### STATED EXERCISE:
Every line with the word "this" in it should be extracted from the data that follows.

### SUPPLIED RECORDS:
______________________________

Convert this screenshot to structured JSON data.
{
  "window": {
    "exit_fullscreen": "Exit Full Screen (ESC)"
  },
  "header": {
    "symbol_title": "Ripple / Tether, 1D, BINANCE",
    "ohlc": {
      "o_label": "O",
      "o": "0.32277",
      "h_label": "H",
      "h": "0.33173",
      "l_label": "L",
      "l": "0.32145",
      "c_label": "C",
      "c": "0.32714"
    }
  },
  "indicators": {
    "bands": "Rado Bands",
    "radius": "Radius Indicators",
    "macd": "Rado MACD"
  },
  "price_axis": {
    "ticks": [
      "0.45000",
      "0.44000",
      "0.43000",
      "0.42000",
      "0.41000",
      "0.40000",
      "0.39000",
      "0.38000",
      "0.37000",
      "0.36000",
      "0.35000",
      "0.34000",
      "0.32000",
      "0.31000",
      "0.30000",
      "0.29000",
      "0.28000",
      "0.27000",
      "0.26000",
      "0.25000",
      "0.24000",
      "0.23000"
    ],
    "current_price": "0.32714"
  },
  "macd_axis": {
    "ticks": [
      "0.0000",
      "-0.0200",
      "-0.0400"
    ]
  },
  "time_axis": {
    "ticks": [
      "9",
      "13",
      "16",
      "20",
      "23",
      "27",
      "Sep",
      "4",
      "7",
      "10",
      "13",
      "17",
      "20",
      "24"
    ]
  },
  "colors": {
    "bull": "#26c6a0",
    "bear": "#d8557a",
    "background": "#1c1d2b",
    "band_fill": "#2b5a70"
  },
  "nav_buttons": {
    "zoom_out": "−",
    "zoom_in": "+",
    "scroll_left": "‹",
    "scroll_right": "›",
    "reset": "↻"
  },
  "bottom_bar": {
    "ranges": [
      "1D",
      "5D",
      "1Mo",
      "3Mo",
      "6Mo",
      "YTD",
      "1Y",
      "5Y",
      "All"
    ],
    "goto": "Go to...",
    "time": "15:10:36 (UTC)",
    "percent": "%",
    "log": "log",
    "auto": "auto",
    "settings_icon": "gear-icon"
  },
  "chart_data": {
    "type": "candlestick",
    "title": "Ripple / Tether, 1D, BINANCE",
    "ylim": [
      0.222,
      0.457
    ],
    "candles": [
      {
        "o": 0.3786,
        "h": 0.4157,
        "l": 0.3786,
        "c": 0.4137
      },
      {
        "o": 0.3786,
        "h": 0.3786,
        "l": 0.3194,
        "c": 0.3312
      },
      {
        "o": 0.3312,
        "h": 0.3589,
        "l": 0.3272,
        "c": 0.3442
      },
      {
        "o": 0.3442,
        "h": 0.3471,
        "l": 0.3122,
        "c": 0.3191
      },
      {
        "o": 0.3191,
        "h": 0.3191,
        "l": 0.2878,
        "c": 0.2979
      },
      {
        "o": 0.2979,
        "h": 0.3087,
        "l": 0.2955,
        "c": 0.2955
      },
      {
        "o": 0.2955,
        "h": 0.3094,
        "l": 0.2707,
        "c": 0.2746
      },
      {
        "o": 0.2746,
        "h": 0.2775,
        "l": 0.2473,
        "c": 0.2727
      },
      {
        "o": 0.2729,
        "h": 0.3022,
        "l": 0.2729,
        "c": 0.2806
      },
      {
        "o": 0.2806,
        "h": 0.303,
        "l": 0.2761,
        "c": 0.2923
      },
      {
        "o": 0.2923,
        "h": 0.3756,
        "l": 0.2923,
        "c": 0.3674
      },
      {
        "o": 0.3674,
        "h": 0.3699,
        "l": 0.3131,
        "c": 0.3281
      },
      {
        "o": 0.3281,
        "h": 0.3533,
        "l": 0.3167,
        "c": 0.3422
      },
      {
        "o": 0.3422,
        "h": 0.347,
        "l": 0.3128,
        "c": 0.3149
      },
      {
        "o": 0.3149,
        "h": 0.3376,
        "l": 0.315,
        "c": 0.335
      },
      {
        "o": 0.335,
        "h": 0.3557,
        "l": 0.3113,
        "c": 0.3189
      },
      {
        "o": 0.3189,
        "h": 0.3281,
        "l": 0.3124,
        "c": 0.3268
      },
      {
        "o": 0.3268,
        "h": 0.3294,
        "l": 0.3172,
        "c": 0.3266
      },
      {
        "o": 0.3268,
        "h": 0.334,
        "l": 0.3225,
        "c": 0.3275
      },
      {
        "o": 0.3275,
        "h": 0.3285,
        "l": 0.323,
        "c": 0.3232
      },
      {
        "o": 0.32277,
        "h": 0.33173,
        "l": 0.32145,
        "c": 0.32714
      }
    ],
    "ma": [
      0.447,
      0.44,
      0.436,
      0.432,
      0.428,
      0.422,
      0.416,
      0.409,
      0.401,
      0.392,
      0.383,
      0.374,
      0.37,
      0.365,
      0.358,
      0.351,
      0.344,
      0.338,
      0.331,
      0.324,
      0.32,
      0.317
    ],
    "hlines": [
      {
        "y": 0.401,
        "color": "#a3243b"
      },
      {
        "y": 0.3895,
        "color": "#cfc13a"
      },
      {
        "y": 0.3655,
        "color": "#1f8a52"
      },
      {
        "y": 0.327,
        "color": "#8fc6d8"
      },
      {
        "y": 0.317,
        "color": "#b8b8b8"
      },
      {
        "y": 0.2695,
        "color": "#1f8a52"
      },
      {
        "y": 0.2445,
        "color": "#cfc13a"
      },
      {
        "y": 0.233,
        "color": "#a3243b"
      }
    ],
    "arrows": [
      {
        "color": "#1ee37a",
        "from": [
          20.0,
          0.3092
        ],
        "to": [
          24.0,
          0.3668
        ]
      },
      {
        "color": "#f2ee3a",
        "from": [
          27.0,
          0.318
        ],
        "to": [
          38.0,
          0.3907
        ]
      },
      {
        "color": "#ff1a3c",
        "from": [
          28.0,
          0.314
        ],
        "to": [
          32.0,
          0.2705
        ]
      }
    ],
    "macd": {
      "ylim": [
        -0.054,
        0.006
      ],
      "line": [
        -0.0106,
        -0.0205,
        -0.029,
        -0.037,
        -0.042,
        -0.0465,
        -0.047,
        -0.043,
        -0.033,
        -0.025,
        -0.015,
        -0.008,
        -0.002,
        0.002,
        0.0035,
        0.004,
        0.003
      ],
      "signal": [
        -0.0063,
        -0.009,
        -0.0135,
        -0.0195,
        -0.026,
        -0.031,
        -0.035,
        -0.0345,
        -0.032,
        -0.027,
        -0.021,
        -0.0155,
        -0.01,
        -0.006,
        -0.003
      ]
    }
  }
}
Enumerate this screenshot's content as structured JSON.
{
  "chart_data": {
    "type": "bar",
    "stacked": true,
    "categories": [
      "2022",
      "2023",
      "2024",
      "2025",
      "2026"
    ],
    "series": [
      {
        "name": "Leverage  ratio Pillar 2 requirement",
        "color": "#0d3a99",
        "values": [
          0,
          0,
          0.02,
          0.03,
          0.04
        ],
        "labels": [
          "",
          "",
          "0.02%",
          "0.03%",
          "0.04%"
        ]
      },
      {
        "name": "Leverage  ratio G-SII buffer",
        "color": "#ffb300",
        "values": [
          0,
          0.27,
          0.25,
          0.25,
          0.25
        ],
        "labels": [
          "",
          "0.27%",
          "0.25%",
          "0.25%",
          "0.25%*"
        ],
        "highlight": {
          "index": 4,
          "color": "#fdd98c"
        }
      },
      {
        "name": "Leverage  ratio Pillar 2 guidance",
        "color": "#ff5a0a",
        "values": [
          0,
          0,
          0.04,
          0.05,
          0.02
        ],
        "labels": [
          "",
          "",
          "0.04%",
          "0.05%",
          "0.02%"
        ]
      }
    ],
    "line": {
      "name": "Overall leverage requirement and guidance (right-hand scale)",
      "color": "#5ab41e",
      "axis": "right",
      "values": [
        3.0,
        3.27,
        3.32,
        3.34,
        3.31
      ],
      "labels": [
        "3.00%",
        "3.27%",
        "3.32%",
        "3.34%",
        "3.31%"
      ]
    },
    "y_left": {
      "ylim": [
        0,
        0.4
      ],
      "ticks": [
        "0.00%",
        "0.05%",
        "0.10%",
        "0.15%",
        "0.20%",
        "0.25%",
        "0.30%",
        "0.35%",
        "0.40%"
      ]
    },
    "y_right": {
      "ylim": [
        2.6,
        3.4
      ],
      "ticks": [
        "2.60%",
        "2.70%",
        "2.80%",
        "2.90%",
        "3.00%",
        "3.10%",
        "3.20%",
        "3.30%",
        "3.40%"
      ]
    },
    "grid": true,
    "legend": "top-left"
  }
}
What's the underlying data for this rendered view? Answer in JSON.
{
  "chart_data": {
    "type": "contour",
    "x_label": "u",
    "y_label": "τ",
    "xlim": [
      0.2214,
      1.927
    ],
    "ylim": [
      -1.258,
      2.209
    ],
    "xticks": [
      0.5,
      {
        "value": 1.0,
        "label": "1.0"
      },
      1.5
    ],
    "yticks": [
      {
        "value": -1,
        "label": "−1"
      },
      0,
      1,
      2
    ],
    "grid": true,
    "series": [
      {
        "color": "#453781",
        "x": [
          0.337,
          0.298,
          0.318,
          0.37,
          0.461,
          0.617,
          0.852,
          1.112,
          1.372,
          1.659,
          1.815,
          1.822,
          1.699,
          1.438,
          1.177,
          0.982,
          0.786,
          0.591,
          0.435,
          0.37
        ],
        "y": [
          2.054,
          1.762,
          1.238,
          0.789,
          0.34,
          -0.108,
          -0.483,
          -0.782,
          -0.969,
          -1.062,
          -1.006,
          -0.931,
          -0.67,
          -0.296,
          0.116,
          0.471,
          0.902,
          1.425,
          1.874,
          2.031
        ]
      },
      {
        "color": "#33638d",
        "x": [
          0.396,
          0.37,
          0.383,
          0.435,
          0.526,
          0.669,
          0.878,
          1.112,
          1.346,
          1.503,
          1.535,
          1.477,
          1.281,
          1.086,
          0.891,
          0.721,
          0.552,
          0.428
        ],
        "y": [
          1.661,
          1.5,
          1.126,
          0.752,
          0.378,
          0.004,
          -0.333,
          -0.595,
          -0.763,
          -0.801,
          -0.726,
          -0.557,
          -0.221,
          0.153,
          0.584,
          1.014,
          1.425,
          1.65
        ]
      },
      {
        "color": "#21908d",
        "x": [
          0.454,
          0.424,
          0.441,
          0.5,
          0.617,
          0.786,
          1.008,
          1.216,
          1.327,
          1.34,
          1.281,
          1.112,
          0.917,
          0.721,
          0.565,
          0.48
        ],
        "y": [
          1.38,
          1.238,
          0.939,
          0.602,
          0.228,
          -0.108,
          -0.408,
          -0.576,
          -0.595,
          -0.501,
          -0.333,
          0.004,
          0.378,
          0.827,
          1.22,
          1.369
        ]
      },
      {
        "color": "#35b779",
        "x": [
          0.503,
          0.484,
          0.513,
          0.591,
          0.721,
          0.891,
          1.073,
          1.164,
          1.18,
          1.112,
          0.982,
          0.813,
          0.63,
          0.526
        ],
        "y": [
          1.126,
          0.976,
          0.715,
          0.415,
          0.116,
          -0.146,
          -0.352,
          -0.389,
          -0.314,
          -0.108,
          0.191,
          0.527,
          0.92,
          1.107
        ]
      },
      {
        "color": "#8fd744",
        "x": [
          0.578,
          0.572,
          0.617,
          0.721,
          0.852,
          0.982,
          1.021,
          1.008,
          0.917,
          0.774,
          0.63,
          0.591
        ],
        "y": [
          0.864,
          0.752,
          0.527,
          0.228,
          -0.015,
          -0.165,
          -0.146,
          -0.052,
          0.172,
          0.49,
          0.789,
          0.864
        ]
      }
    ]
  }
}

______________________________

### TASK RESPONSE:
Convert this screenshot to structured JSON data.
Enumerate this screenshot's content as structured JSON.
What's the underlying data for this rendered view? Answer in JSON.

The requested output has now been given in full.